╭─ INFORMATION PROVIDED

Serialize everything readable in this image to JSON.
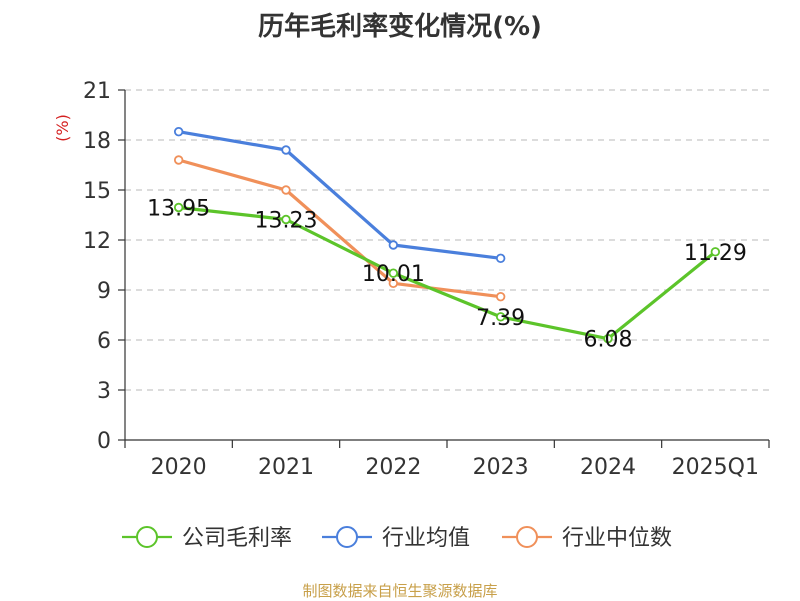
{
  "chart_data": {
    "type": "line",
    "title": "历年毛利率变化情况(%)",
    "unit": "(%)",
    "categories": [
      "2020",
      "2021",
      "2022",
      "2023",
      "2024",
      "2025Q1"
    ],
    "ylim": [
      0,
      21
    ],
    "yticks": [
      0,
      3,
      6,
      9,
      12,
      15,
      18,
      21
    ],
    "grid": true,
    "legend_position": "bottom",
    "series": [
      {
        "name": "公司毛利率",
        "color": "#5cc42a",
        "values": [
          13.95,
          13.23,
          10.01,
          7.39,
          6.08,
          11.29
        ],
        "labels": [
          "13.95",
          "13.23",
          "10.01",
          "7.39",
          "6.08",
          "11.29"
        ]
      },
      {
        "name": "行业均值",
        "color": "#4a7fdc",
        "values": [
          18.5,
          17.4,
          11.7,
          10.9,
          null,
          null
        ]
      },
      {
        "name": "行业中位数",
        "color": "#f0905a",
        "values": [
          16.8,
          15.0,
          9.4,
          8.6,
          null,
          null
        ]
      }
    ]
  },
  "footer": {
    "source": "制图数据来自恒生聚源数据库"
  }
}
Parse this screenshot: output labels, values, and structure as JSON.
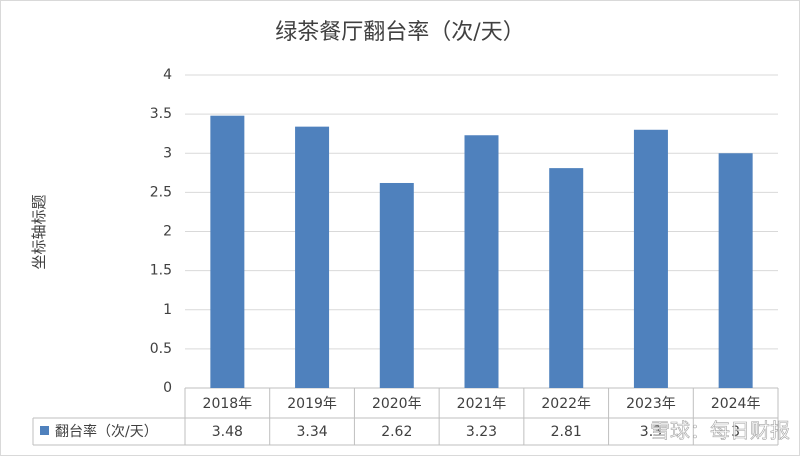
{
  "chart_data": {
    "type": "bar",
    "title": "绿茶餐厅翻台率（次/天）",
    "y_label": "坐标轴标题",
    "categories": [
      "2018年",
      "2019年",
      "2020年",
      "2021年",
      "2022年",
      "2023年",
      "2024年"
    ],
    "series": [
      {
        "name": "翻台率（次/天）",
        "color": "#4f81bd",
        "values": [
          3.48,
          3.34,
          2.62,
          3.23,
          2.81,
          3.3,
          3
        ]
      }
    ],
    "ylim": [
      0,
      4
    ],
    "yticks": [
      0,
      0.5,
      1,
      1.5,
      2,
      2.5,
      3,
      3.5,
      4
    ],
    "grid": true,
    "data_table": true,
    "watermark": "雪球：每日财报"
  }
}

╰─

▶ [WHAT THE EXERCISE ASKS]
Gather from the data above every line with the string "this".

▶ [ANSWER TO THE TASK]
Serialize everything readable in this image to JSON.
Parse this screenshot: output labels, values, and structure as JSON.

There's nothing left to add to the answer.